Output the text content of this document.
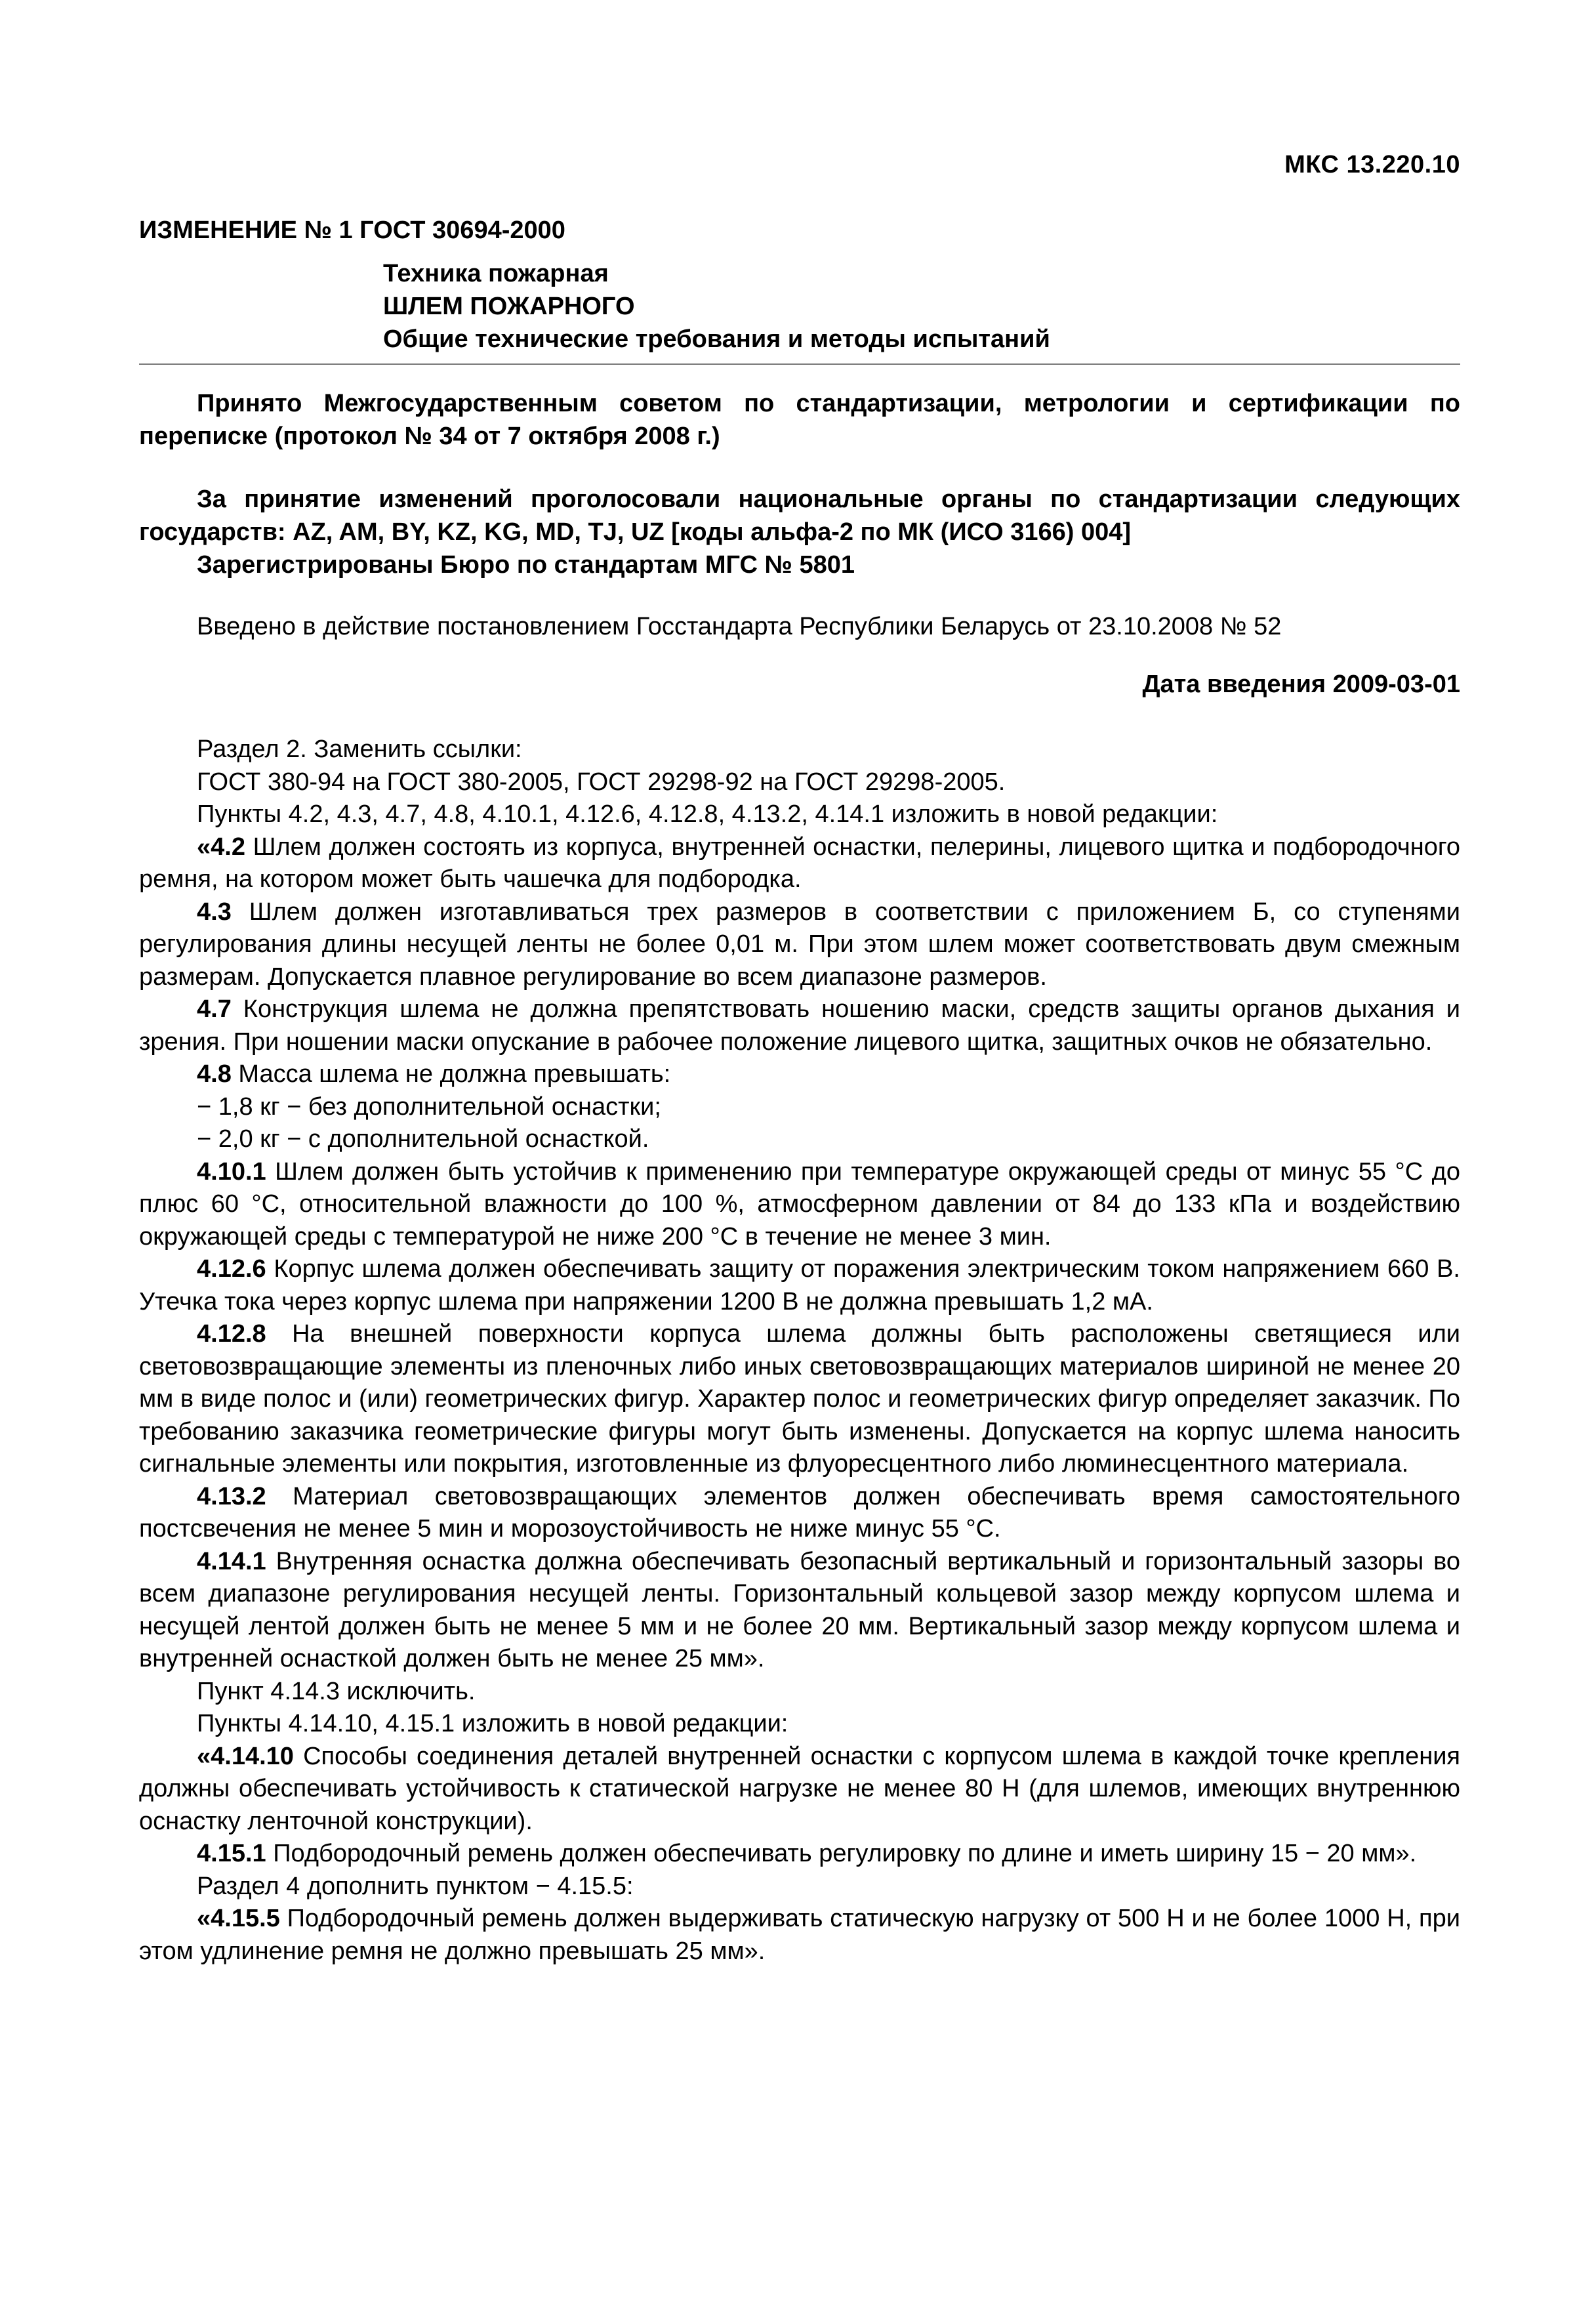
МКС 13.220.10
ИЗМЕНЕНИЕ № 1 ГОСТ 30694-2000
Техника пожарная
ШЛЕМ ПОЖАРНОГО
Общие технические требования и методы испытаний
Принято Межгосударственным советом по стандартизации, метрологии и сертификации по переписке (протокол № 34 от 7 октября 2008 г.)
За принятие изменений проголосовали национальные органы по стандартизации следующих государств: AZ, AM, BY, KZ, KG, MD, TJ, UZ [коды альфа-2 по МК (ИСО 3166) 004]
Зарегистрированы Бюро по стандартам МГС № 5801
Введено в действие постановлением Госстандарта Республики Беларусь от 23.10.2008 № 52
Дата введения 2009-03-01

Раздел 2. Заменить ссылки:

ГОСТ 380-94 на ГОСТ 380-2005, ГОСТ 29298-92 на ГОСТ 29298-2005.

Пункты 4.2, 4.3, 4.7, 4.8, 4.10.1, 4.12.6, 4.12.8, 4.13.2, 4.14.1 изложить в новой редакции:

«4.2 Шлем должен состоять из корпуса, внутренней оснастки, пелерины, лицевого щитка и подбородочного ремня, на котором может быть чашечка для подбородка.

4.3 Шлем должен изготавливаться трех размеров в соответствии с приложением Б, со ступенями регулирования длины несущей ленты не более 0,01 м. При этом шлем может соответствовать двум смежным размерам. Допускается плавное регулирование во всем диапазоне размеров.

4.7 Конструкция шлема не должна препятствовать ношению маски, средств защиты органов дыхания и зрения. При ношении маски опускание в рабочее положение лицевого щитка, защитных очков не обязательно.

4.8 Масса шлема не должна превышать:

− 1,8 кг − без дополнительной оснастки;

− 2,0 кг − с дополнительной оснасткой.

4.10.1 Шлем должен быть устойчив к применению при температуре окружающей среды от минус 55 °С до плюс 60 °С, относительной влажности до 100 %, атмосферном давлении от 84 до 133 кПа и воздействию окружающей среды с температурой не ниже 200 °С в течение не менее 3 мин.

4.12.6 Корпус шлема должен обеспечивать защиту от поражения электрическим током напряжением 660 В. Утечка тока через корпус шлема при напряжении 1200 В не должна превышать 1,2 мА.

4.12.8 На внешней поверхности корпуса шлема должны быть расположены светящиеся или световозвращающие элементы из пленочных либо иных световозвращающих материалов шириной не менее 20 мм в виде полос и (или) геометрических фигур. Характер полос и геометрических фигур определяет заказчик. По требованию заказчика геометрические фигуры могут быть изменены. Допускается на корпус шлема наносить сигнальные элементы или покрытия, изготовленные из флуоресцентного либо люминесцентного материала.

4.13.2 Материал световозвращающих элементов должен обеспечивать время самостоятельного постсвечения не менее 5 мин и морозоустойчивость не ниже минус 55 °С.

4.14.1 Внутренняя оснастка должна обеспечивать безопасный вертикальный и горизонтальный зазоры во всем диапазоне регулирования несущей ленты. Горизонтальный кольцевой зазор между корпусом шлема и несущей лентой должен быть не менее 5 мм и не более 20 мм. Вертикальный зазор между корпусом шлема и внутренней оснасткой должен быть не менее 25 мм».

Пункт 4.14.3 исключить.

Пункты 4.14.10, 4.15.1 изложить в новой редакции:

«4.14.10 Способы соединения деталей внутренней оснастки с корпусом шлема в каждой точке крепления должны обеспечивать устойчивость к статической нагрузке не менее 80 Н (для шлемов, имеющих внутреннюю оснастку ленточной конструкции).

4.15.1 Подбородочный ремень должен обеспечивать регулировку по длине и иметь ширину 15 − 20 мм».

Раздел 4 дополнить пунктом − 4.15.5:

«4.15.5 Подбородочный ремень должен выдерживать статическую нагрузку от 500 Н и не более 1000 Н, при этом удлинение ремня не должно превышать 25 мм».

# [Task description]
In the copy, include no pictures; restate the listing above exactly.

# [Answer in full]
Output the text content of this document.
МКС 13.220.10
ИЗМЕНЕНИЕ № 1 ГОСТ 30694-2000
Техника пожарная
ШЛЕМ ПОЖАРНОГО
Общие технические требования и методы испытаний
Принято Межгосударственным советом по стандартизации, метрологии и сертификации по переписке (протокол № 34 от 7 октября 2008 г.)
За принятие изменений проголосовали национальные органы по стандартизации следующих государств: AZ, AM, BY, KZ, KG, MD, TJ, UZ [коды альфа-2 по МК (ИСО 3166) 004]
Зарегистрированы Бюро по стандартам МГС № 5801
Введено в действие постановлением Госстандарта Республики Беларусь от 23.10.2008 № 52
Дата введения 2009-03-01

Раздел 2. Заменить ссылки:

ГОСТ 380-94 на ГОСТ 380-2005, ГОСТ 29298-92 на ГОСТ 29298-2005.

Пункты 4.2, 4.3, 4.7, 4.8, 4.10.1, 4.12.6, 4.12.8, 4.13.2, 4.14.1 изложить в новой редакции:

«4.2 Шлем должен состоять из корпуса, внутренней оснастки, пелерины, лицевого щитка и подбородочного ремня, на котором может быть чашечка для подбородка.

4.3 Шлем должен изготавливаться трех размеров в соответствии с приложением Б, со ступенями регулирования длины несущей ленты не более 0,01 м. При этом шлем может соответствовать двум смежным размерам. Допускается плавное регулирование во всем диапазоне размеров.

4.7 Конструкция шлема не должна препятствовать ношению маски, средств защиты органов дыхания и зрения. При ношении маски опускание в рабочее положение лицевого щитка, защитных очков не обязательно.

4.8 Масса шлема не должна превышать:

− 1,8 кг − без дополнительной оснастки;

− 2,0 кг − с дополнительной оснасткой.

4.10.1 Шлем должен быть устойчив к применению при температуре окружающей среды от минус 55 °С до плюс 60 °С, относительной влажности до 100 %, атмосферном давлении от 84 до 133 кПа и воздействию окружающей среды с температурой не ниже 200 °С в течение не менее 3 мин.

4.12.6 Корпус шлема должен обеспечивать защиту от поражения электрическим током напряжением 660 В. Утечка тока через корпус шлема при напряжении 1200 В не должна превышать 1,2 мА.

4.12.8 На внешней поверхности корпуса шлема должны быть расположены светящиеся или световозвращающие элементы из пленочных либо иных световозвращающих материалов шириной не менее 20 мм в виде полос и (или) геометрических фигур. Характер полос и геометрических фигур определяет заказчик. По требованию заказчика геометрические фигуры могут быть изменены. Допускается на корпус шлема наносить сигнальные элементы или покрытия, изготовленные из флуоресцентного либо люминесцентного материала.

4.13.2 Материал световозвращающих элементов должен обеспечивать время самостоятельного постсвечения не менее 5 мин и морозоустойчивость не ниже минус 55 °С.

4.14.1 Внутренняя оснастка должна обеспечивать безопасный вертикальный и горизонтальный зазоры во всем диапазоне регулирования несущей ленты. Горизонтальный кольцевой зазор между корпусом шлема и несущей лентой должен быть не менее 5 мм и не более 20 мм. Вертикальный зазор между корпусом шлема и внутренней оснасткой должен быть не менее 25 мм».

Пункт 4.14.3 исключить.

Пункты 4.14.10, 4.15.1 изложить в новой редакции:

«4.14.10 Способы соединения деталей внутренней оснастки с корпусом шлема в каждой точке крепления должны обеспечивать устойчивость к статической нагрузке не менее 80 Н (для шлемов, имеющих внутреннюю оснастку ленточной конструкции).

4.15.1 Подбородочный ремень должен обеспечивать регулировку по длине и иметь ширину 15 − 20 мм».

Раздел 4 дополнить пунктом − 4.15.5:

«4.15.5 Подбородочный ремень должен выдерживать статическую нагрузку от 500 Н и не более 1000 Н, при этом удлинение ремня не должно превышать 25 мм».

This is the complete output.